• STORED ROWS:
===
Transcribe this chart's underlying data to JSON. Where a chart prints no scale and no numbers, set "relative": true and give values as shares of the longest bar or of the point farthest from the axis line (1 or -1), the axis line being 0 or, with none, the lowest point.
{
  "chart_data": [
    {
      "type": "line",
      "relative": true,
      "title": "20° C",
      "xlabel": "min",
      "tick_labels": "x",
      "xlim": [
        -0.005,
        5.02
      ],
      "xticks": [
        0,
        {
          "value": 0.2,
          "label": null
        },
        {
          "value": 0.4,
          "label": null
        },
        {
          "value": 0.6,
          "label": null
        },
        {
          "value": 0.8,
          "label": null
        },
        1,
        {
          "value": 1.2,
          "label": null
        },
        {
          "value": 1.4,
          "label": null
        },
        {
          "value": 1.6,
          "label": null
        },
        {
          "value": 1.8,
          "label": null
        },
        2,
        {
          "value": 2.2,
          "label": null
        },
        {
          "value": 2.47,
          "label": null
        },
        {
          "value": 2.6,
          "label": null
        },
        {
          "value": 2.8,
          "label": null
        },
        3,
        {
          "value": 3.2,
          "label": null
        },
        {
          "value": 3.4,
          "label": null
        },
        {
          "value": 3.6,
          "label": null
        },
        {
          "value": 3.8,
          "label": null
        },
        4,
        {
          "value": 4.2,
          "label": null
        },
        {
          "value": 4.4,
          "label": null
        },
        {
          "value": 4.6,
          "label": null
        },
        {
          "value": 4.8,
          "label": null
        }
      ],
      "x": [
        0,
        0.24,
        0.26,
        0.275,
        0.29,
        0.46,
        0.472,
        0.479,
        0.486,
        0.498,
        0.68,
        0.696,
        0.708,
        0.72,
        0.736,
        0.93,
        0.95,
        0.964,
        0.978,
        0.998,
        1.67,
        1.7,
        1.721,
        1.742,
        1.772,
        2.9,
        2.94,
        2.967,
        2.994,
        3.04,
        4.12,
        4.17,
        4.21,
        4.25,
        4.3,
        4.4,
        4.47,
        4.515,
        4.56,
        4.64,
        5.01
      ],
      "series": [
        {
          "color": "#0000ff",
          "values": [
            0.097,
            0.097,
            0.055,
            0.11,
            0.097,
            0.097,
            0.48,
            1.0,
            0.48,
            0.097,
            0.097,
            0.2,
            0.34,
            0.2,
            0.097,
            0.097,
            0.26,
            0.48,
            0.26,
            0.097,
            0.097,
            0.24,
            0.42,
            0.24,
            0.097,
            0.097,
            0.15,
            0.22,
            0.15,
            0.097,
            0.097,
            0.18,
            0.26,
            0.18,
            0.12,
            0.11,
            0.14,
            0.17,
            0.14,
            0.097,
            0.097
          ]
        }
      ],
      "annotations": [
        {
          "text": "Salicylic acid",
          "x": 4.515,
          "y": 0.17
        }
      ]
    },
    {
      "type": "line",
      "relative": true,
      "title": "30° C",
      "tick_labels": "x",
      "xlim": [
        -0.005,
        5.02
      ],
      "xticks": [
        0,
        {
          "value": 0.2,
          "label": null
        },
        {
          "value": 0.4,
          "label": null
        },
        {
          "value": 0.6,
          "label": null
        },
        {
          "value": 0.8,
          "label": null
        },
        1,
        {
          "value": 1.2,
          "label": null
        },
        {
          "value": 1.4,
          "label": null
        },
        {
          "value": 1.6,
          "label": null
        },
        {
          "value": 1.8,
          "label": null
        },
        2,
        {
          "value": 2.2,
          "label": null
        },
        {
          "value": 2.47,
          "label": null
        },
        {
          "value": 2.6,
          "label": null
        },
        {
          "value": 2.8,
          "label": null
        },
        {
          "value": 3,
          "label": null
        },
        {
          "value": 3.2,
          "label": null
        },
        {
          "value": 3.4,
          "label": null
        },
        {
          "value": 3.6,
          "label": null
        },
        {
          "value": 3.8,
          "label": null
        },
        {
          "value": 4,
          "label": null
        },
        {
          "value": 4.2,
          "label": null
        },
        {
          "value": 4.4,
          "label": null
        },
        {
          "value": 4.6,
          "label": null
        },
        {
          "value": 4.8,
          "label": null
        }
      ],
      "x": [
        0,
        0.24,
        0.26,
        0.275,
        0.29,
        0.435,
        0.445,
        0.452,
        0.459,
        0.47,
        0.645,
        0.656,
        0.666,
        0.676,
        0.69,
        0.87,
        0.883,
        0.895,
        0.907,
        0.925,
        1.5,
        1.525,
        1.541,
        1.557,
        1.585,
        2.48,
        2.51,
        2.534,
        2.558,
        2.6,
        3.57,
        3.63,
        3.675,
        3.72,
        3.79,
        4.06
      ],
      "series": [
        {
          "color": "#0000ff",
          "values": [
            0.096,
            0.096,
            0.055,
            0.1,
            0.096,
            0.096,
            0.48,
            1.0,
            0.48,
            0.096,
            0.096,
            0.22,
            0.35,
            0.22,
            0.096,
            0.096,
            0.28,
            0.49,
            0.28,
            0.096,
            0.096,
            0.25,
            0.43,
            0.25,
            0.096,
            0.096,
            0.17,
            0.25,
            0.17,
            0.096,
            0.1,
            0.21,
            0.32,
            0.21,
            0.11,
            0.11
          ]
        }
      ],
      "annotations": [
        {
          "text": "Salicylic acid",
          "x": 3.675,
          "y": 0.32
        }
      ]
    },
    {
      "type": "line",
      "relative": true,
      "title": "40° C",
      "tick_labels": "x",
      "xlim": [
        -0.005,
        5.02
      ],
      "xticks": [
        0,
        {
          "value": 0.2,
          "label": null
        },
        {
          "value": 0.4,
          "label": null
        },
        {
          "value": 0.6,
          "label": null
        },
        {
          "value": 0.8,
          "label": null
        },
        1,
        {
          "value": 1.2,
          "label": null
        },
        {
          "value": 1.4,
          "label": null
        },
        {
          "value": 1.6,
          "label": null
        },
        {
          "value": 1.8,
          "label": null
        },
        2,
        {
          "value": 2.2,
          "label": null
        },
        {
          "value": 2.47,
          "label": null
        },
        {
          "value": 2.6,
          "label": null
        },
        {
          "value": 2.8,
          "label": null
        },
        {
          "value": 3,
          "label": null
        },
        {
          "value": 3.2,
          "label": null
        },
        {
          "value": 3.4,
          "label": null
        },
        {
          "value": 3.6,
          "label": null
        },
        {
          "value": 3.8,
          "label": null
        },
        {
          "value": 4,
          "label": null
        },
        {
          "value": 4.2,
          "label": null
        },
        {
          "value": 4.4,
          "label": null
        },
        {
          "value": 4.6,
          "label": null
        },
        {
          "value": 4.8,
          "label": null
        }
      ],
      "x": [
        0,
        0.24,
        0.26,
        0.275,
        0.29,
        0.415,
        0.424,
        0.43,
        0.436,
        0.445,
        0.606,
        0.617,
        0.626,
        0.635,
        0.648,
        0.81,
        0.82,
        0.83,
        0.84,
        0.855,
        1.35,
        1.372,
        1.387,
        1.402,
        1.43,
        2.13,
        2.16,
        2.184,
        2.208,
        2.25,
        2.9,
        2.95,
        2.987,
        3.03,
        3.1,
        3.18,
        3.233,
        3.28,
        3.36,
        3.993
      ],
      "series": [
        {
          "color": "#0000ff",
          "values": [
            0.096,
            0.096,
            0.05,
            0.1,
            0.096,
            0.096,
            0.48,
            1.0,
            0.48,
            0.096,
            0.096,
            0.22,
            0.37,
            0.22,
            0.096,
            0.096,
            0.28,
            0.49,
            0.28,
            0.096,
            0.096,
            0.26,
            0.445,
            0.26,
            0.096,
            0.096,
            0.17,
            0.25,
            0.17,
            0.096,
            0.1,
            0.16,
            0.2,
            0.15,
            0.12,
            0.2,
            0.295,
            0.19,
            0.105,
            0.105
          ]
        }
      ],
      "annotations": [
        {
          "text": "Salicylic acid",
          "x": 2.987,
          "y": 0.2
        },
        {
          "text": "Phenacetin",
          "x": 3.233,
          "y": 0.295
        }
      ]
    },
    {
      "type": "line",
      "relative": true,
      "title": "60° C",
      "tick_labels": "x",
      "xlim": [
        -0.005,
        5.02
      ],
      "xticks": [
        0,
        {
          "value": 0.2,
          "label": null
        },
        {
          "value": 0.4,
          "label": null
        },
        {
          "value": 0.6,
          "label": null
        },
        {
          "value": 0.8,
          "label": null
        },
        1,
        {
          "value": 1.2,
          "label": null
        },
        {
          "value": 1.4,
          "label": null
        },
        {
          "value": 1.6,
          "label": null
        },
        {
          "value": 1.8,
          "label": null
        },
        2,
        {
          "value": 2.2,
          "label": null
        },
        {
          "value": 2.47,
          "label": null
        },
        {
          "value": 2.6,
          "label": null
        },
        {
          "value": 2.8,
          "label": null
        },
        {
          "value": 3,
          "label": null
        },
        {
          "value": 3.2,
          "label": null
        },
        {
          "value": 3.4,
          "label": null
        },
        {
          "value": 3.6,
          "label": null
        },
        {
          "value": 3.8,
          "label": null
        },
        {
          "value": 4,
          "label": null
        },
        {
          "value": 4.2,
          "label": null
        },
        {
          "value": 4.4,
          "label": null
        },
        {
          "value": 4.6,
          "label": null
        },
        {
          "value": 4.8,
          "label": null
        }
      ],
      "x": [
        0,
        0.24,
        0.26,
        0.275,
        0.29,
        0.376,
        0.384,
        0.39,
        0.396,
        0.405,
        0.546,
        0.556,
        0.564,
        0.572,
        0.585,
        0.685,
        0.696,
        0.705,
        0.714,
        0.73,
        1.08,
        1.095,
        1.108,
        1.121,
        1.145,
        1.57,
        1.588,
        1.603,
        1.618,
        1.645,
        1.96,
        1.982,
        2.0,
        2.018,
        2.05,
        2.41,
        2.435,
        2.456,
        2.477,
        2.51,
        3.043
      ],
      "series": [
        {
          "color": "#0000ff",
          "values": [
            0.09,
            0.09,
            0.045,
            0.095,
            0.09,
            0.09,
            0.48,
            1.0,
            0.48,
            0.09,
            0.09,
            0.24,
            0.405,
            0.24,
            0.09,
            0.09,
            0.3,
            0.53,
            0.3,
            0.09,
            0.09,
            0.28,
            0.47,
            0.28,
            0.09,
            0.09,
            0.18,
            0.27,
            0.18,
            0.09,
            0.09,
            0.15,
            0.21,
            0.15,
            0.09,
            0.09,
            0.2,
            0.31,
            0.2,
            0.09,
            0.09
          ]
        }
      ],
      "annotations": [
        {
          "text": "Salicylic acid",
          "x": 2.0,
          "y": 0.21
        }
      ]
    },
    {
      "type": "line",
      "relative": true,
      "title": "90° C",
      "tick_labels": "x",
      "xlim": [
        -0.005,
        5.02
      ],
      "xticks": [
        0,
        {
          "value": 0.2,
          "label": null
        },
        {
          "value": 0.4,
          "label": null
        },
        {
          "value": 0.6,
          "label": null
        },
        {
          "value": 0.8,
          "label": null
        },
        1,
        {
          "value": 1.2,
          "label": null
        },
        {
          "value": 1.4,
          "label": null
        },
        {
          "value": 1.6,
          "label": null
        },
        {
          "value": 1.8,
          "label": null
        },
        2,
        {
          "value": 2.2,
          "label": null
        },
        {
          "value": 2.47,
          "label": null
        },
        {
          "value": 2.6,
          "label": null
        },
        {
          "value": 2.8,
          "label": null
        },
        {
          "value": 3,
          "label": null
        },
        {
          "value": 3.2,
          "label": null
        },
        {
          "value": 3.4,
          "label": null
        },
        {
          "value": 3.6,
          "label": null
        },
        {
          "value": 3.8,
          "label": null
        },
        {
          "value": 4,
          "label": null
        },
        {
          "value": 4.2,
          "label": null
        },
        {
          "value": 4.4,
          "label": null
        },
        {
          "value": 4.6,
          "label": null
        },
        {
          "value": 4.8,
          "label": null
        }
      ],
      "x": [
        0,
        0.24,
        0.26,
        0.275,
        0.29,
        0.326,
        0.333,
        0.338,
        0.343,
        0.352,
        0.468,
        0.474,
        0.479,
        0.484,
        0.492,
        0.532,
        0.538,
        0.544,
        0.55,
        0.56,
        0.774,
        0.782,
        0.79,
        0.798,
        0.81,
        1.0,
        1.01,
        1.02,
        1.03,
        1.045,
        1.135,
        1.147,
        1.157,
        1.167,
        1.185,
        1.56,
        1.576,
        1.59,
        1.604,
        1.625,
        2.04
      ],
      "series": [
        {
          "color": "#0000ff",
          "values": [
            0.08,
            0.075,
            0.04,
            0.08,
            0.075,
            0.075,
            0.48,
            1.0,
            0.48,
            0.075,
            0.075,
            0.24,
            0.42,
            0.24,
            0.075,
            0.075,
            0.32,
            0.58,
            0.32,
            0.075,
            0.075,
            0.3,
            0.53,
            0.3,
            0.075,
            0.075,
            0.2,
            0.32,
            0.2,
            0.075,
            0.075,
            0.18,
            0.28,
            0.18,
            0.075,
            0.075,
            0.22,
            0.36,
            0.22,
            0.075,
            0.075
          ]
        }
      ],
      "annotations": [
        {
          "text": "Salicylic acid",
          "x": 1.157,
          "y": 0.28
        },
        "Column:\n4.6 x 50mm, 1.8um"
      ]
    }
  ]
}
===
Copy each line above that contains the word "title".

      "title": "20° C",
      "title": "30° C",
      "title": "40° C",
      "title": "60° C",
      "title": "90° C",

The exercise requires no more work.